What you need to do: Retype all the entries word for word, but omit the pictures.

Figure contents as structured data
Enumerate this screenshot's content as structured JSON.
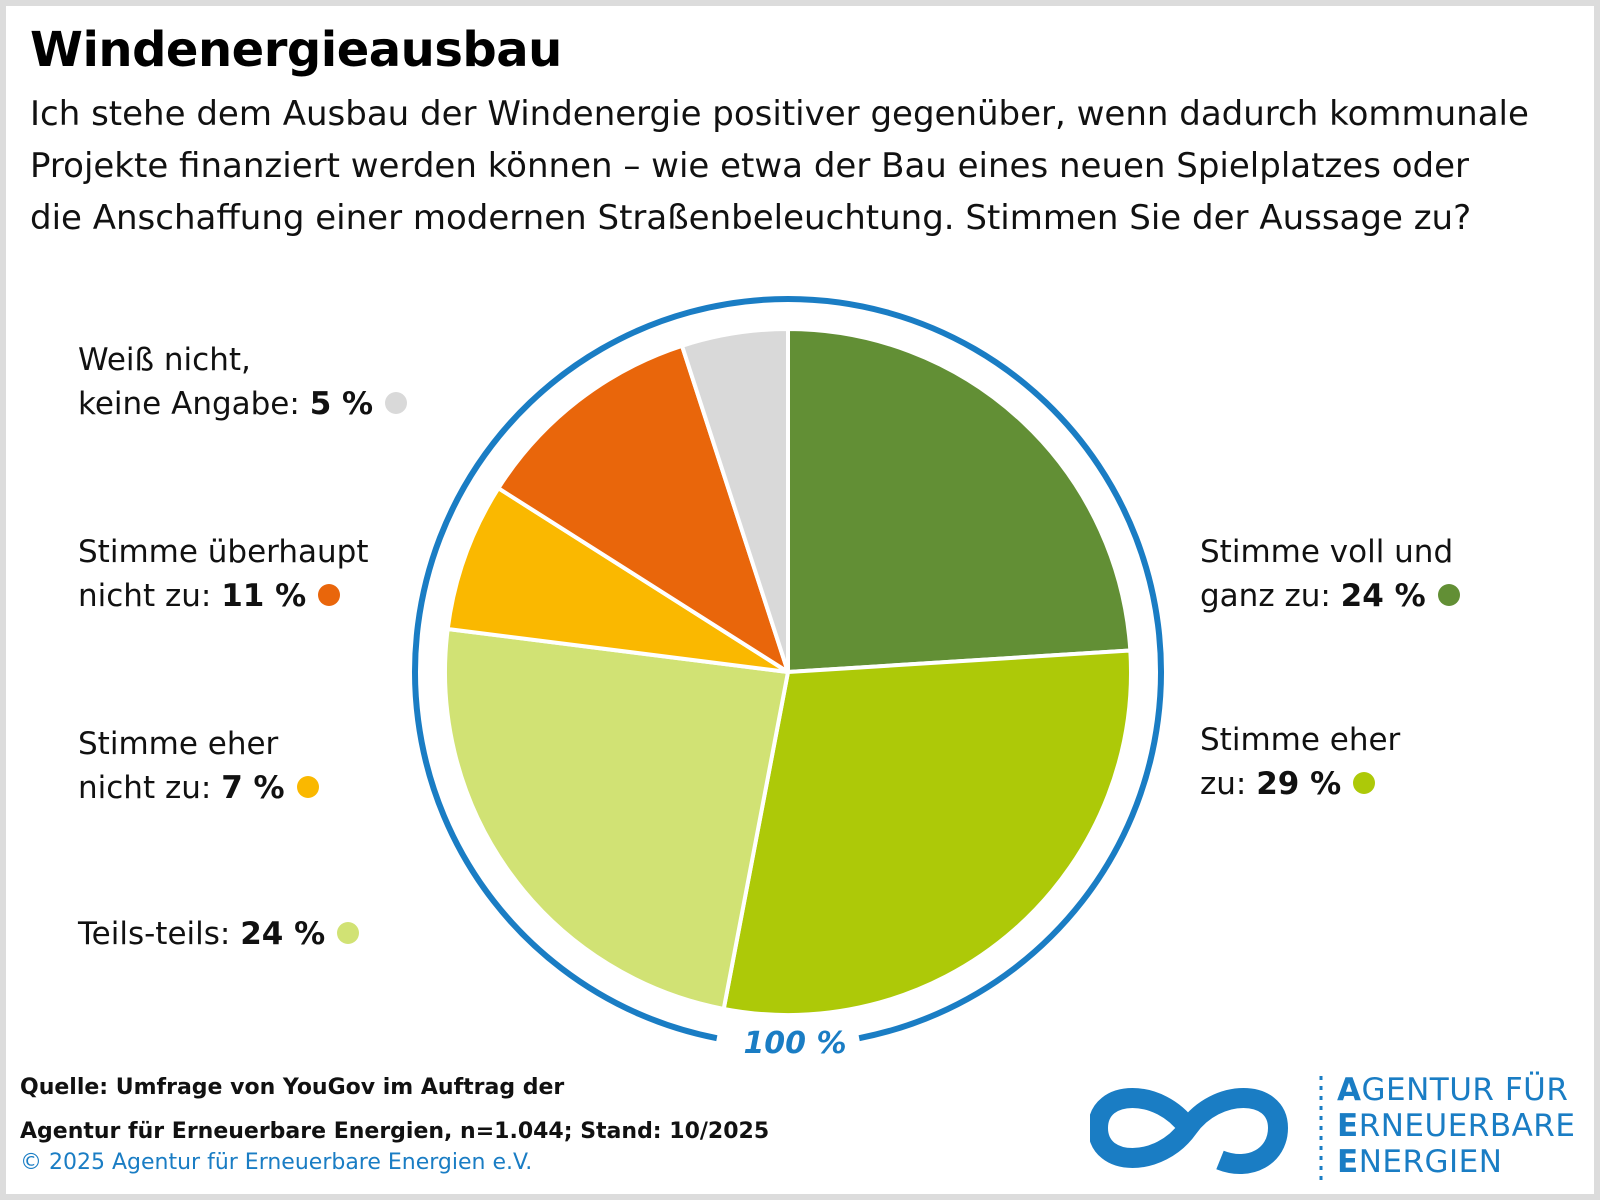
{
  "header": {
    "title": "Windenergieausbau",
    "subtitle_lines": [
      "Ich stehe dem Ausbau der Windenergie positiver gegenüber, wenn dadurch kommunale",
      "Projekte finanziert werden können – wie etwa der Bau eines neuen Spielplatzes oder",
      "die Anschaffung einer modernen Straßenbeleuchtung. Stimmen Sie der Aussage zu?"
    ]
  },
  "chart_data": {
    "type": "pie",
    "total_label": "100 %",
    "slices": [
      {
        "line1": "Stimme voll und",
        "line2": "ganz zu: ",
        "value_label": "24 %",
        "value": 24,
        "color": "#628f35"
      },
      {
        "line1": "Stimme eher",
        "line2": "zu: ",
        "value_label": "29 %",
        "value": 29,
        "color": "#adc908"
      },
      {
        "line1": "",
        "line2": "Teils-teils: ",
        "value_label": "24 %",
        "value": 24,
        "color": "#d1e274"
      },
      {
        "line1": "Stimme eher",
        "line2": "nicht zu: ",
        "value_label": "7 %",
        "value": 7,
        "color": "#fab800"
      },
      {
        "line1": "Stimme überhaupt",
        "line2": "nicht zu: ",
        "value_label": "11 %",
        "value": 11,
        "color": "#e9660b"
      },
      {
        "line1": "Weiß nicht,",
        "line2": "keine Angabe: ",
        "value_label": "5 %",
        "value": 5,
        "color": "#d9d9d9"
      }
    ],
    "ring_color": "#1a7dc4"
  },
  "footer": {
    "source_line1": "Quelle: Umfrage von YouGov im Auftrag der",
    "source_line2": "Agentur für Erneuerbare Energien, n=1.044; Stand: 10/2025",
    "copyright": "© 2025 Agentur für Erneuerbare Energien e.V."
  },
  "logo": {
    "line1_initial": "A",
    "line1_rest": "GENTUR FÜR",
    "line2_initial": "E",
    "line2_rest": "RNEUERBARE",
    "line3_initial": "E",
    "line3_rest": "NERGIEN"
  }
}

Exercise result:
Enumerate this screenshot's content as structured JSON.
{
  "header": {
    "title": "Windenergieausbau",
    "subtitle_lines": [
      "Ich stehe dem Ausbau der Windenergie positiver gegenüber, wenn dadurch kommunale",
      "Projekte finanziert werden können – wie etwa der Bau eines neuen Spielplatzes oder",
      "die Anschaffung einer modernen Straßenbeleuchtung. Stimmen Sie der Aussage zu?"
    ]
  },
  "chart_data": {
    "type": "pie",
    "total_label": "100 %",
    "slices": [
      {
        "line1": "Stimme voll und",
        "line2": "ganz zu: ",
        "value_label": "24 %",
        "value": 24,
        "color": "#628f35"
      },
      {
        "line1": "Stimme eher",
        "line2": "zu: ",
        "value_label": "29 %",
        "value": 29,
        "color": "#adc908"
      },
      {
        "line1": "",
        "line2": "Teils-teils: ",
        "value_label": "24 %",
        "value": 24,
        "color": "#d1e274"
      },
      {
        "line1": "Stimme eher",
        "line2": "nicht zu: ",
        "value_label": "7 %",
        "value": 7,
        "color": "#fab800"
      },
      {
        "line1": "Stimme überhaupt",
        "line2": "nicht zu: ",
        "value_label": "11 %",
        "value": 11,
        "color": "#e9660b"
      },
      {
        "line1": "Weiß nicht,",
        "line2": "keine Angabe: ",
        "value_label": "5 %",
        "value": 5,
        "color": "#d9d9d9"
      }
    ],
    "ring_color": "#1a7dc4"
  },
  "footer": {
    "source_line1": "Quelle: Umfrage von YouGov im Auftrag der",
    "source_line2": "Agentur für Erneuerbare Energien, n=1.044; Stand: 10/2025",
    "copyright": "© 2025 Agentur für Erneuerbare Energien e.V."
  },
  "logo": {
    "line1_initial": "A",
    "line1_rest": "GENTUR FÜR",
    "line2_initial": "E",
    "line2_rest": "RNEUERBARE",
    "line3_initial": "E",
    "line3_rest": "NERGIEN"
  }
}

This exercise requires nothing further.